* _Passage shown_:
★ ★ ★ ★ ★ ★ ★
The OpenStack community welcomes all contributors to documentation. This section provides ideas on how to structure the content for an OpenStack project by using the principles of topic-based authoring.
Topic-based authoring is a method of content creation in which information is structured in small chunks of a particular type. In contrast to book content, where information has a linear structure, in topic-based authoring you presume that a user can begin reading documentation from any topic. Therefore, each topic represents an independent piece of information. Each topic states prerequisites and dependencies, if any, as well as providing information about the next steps.
In topic-based authoring, a chunk of information is called a topic.
Structure the information around the following topics:
A concept topic explains a particular functionality. It does not provide a sequence of steps or information on how to use the functionality.
Example of a concept topic title: Introduction to the OpenStack components and services.
★ ★ ★ ★ ★ ★ ★
Dataset items:
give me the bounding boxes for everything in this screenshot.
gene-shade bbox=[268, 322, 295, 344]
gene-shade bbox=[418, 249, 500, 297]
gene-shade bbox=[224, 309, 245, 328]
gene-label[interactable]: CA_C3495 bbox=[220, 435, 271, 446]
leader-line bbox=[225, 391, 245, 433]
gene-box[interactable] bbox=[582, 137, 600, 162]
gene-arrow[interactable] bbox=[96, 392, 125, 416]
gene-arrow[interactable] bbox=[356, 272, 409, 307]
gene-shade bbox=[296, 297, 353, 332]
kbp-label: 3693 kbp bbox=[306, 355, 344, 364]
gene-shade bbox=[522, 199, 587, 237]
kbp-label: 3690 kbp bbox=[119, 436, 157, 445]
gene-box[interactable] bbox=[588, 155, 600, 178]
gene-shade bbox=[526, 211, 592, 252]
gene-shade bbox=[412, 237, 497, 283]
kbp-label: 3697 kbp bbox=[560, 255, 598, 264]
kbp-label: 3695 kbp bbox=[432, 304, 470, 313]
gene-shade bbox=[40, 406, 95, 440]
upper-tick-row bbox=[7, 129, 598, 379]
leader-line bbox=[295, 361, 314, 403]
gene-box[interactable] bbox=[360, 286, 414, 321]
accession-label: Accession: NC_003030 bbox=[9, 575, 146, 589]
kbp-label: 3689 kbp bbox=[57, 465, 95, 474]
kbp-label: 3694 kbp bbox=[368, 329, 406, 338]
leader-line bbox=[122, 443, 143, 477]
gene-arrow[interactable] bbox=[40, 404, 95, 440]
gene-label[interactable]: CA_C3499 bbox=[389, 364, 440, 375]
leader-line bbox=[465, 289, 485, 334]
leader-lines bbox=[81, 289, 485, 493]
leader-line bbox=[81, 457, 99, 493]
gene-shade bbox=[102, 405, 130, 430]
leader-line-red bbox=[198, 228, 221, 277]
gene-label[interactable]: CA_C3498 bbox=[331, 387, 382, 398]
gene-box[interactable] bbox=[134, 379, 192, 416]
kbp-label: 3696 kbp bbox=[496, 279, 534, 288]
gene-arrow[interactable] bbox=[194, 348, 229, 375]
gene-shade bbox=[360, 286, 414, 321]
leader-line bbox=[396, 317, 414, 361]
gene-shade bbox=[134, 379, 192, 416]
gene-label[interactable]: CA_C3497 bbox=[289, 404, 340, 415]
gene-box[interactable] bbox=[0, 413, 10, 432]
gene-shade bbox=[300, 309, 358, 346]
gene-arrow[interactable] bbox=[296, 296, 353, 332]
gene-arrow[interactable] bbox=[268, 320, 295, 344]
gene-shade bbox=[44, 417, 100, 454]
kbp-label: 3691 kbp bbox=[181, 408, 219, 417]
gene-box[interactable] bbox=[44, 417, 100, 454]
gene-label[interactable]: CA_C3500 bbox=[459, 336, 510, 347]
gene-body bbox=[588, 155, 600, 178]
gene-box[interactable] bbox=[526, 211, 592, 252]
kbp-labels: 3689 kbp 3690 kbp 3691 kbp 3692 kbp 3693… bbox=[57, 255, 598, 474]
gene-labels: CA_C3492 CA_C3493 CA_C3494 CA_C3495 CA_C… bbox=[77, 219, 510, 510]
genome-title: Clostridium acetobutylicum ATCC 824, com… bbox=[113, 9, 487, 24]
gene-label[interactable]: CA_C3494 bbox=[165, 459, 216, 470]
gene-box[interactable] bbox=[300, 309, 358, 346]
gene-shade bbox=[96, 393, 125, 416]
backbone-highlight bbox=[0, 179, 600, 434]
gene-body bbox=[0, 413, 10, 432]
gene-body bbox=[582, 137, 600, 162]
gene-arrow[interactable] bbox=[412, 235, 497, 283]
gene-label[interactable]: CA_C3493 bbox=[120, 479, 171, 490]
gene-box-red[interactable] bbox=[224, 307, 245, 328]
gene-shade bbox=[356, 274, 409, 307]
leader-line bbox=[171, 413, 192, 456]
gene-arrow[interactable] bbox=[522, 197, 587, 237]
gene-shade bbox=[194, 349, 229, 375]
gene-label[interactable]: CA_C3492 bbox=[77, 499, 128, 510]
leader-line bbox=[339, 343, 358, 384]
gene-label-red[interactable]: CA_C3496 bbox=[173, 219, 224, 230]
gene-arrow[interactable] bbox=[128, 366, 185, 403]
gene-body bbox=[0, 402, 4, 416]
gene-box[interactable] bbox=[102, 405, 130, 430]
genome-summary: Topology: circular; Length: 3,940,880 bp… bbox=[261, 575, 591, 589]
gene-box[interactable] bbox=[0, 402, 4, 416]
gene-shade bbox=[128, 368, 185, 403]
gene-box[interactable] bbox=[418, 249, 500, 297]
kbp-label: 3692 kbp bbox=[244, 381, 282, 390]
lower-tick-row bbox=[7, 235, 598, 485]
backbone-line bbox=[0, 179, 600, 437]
★ ★ ★ ★ ★ ★ ★
* _To do_:
Answer these questions from the passage on topic-based authoring:
1. In topic-based authoring, what is a chunk of information called?
2. Where does topic-based authoring presume a user can begin reading documentation?
3. What is the example given of a concept topic title?

* _Finished exercise_:
1. A topic.
2. From any topic.
3. Introduction to the OpenStack components and services.